* _Written task_: Gather every line below that contains the string "Arabic" and copy each one in full.

* _Input rows_:

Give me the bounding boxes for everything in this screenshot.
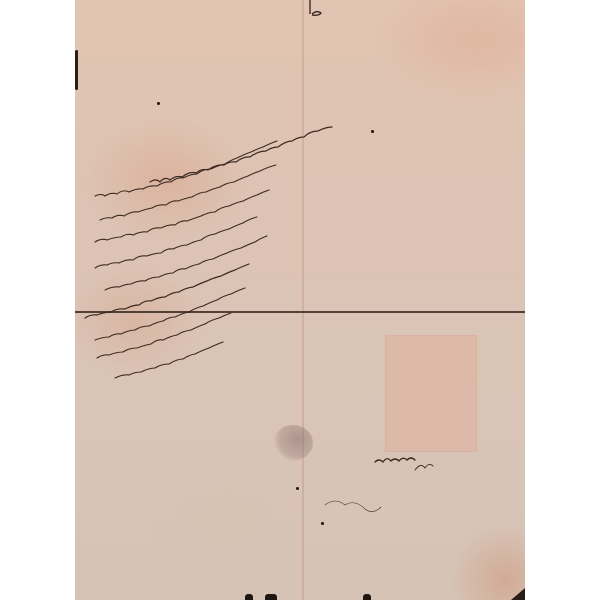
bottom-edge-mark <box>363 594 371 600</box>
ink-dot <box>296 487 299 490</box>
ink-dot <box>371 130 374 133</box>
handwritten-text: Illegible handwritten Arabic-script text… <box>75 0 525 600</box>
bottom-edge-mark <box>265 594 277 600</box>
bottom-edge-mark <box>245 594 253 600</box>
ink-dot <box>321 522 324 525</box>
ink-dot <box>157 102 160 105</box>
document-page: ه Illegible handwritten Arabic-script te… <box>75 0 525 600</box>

* _Expected output_:
handwritten-text: Illegible handwritten Arabic-script text… <box>75 0 525 600</box>
document-page: ه Illegible handwritten Arabic-script te… <box>75 0 525 600</box>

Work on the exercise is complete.